_TEXT TO READ:_
○ ○ ○ ○
Supreme Court of India
Employers,Mgmt., M. Colliery M/S … vs Bihar Colliery Kamgar Union … on 22 February, 2005
Author: S Hegde
Bench: N. Santosh Hegde, S.B. Sinha
           CASE NO.:
Appeal (civil)  3439 of 2003

PETITIONER:
Employers,Mgmt., M. Colliery M/s BCCL Ltd. 		 			    

RESPONDENT:
Bihar Colliery Kamgar Union Through: Workmen			          

DATE OF JUDGMENT: 22/02/2005

BENCH:
N. Santosh Hegde & S.B. Sinha 

JUDGMENT:

J U D G M E N T
WITH

C.A. NO. 1347 OF 2005
(arising out of SLP (C) No. 1195 of 2004)

SANTOSH HEGDE, J.

The Management of Muriadih colliery of M/s BCC Ltd.
is in appeal against the award made by the Central Industrial
Tribunal (No.2), Dhanbad dated 11th of October, 1991 in an
industrial dispute referred to it under Section 10 of the
Industrial Disputes Act, 1947.

By the said award the Tribunal upholding the misconduct
of the two workmen set aside the punishment of dismissal and
directed reinstatement of the said workmen without payment of
back wages and with permanent stoppage of one increment.
The Tribunal also directed the workmen to give the continuity
of their service.
○ ○ ○ ○
[Element box annotations]
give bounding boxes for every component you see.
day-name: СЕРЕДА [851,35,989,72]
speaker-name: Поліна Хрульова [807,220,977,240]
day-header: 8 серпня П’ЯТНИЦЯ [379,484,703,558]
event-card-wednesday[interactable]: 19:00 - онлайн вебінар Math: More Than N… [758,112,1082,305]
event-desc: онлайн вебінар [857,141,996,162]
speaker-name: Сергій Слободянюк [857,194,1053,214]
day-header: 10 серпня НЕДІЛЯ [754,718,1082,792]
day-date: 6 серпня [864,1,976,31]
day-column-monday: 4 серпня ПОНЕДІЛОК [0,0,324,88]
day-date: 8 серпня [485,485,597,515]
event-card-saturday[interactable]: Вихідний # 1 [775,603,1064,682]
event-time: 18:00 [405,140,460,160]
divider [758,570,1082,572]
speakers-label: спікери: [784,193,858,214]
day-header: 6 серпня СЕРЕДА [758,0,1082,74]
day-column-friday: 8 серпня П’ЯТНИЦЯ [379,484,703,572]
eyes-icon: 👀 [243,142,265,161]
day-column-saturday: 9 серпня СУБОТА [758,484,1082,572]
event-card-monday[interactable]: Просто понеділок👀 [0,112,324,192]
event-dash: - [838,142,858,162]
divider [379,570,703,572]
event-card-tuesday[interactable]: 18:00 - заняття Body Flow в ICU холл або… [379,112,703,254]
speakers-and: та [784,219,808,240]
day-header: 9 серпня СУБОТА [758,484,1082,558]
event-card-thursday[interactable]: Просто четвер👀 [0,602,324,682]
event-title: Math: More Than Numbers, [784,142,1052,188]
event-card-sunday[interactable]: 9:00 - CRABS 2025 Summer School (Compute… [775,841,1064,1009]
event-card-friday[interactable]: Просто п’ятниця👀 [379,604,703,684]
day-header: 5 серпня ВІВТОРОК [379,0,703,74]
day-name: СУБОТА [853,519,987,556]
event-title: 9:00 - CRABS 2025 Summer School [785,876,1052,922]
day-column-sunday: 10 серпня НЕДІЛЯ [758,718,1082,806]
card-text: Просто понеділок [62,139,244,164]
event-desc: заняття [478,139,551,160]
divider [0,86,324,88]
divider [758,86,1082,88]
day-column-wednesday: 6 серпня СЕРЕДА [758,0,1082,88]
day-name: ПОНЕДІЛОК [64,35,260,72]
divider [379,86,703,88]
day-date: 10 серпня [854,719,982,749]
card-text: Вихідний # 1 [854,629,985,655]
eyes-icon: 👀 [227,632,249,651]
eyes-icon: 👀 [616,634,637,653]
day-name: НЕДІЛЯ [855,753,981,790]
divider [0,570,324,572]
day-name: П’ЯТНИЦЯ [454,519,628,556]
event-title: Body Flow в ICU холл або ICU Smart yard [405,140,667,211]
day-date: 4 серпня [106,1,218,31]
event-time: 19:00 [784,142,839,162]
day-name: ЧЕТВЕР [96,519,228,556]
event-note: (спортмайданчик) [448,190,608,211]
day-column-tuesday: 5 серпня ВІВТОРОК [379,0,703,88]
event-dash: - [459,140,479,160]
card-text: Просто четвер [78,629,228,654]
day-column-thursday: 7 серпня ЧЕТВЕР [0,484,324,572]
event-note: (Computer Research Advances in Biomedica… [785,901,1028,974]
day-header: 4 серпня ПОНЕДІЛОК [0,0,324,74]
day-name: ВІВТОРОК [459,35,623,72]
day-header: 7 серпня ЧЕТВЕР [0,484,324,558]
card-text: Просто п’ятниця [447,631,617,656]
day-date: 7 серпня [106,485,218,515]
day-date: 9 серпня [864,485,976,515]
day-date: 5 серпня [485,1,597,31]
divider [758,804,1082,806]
○ ○ ○ ○
Copy out the full court judgment text word for word, with nothing changed or left out.

_TASK RESPONSE:_
Supreme Court of India
Employers,Mgmt., M. Colliery M/S … vs Bihar Colliery Kamgar Union … on 22 February, 2005
Author: S Hegde
Bench: N. Santosh Hegde, S.B. Sinha
           CASE NO.:
Appeal (civil)  3439 of 2003

PETITIONER:
Employers,Mgmt., M. Colliery M/s BCCL Ltd. 		 			    

RESPONDENT:
Bihar Colliery Kamgar Union Through: Workmen			          

DATE OF JUDGMENT: 22/02/2005

BENCH:
N. Santosh Hegde & S.B. Sinha 

JUDGMENT:

J U D G M E N T
WITH

C.A. NO. 1347 OF 2005
(arising out of SLP (C) No. 1195 of 2004)

SANTOSH HEGDE, J.

The Management of Muriadih colliery of M/s BCC Ltd.
is in appeal against the award made by the Central Industrial
Tribunal (No.2), Dhanbad dated 11th of October, 1991 in an
industrial dispute referred to it under Section 10 of the
Industrial Disputes Act, 1947.

By the said award the Tribunal upholding the misconduct
of the two workmen set aside the punishment of dismissal and
directed reinstatement of the said workmen without payment of
back wages and with permanent stoppage of one increment.
The Tribunal also directed the workmen to give the continuity
of their service.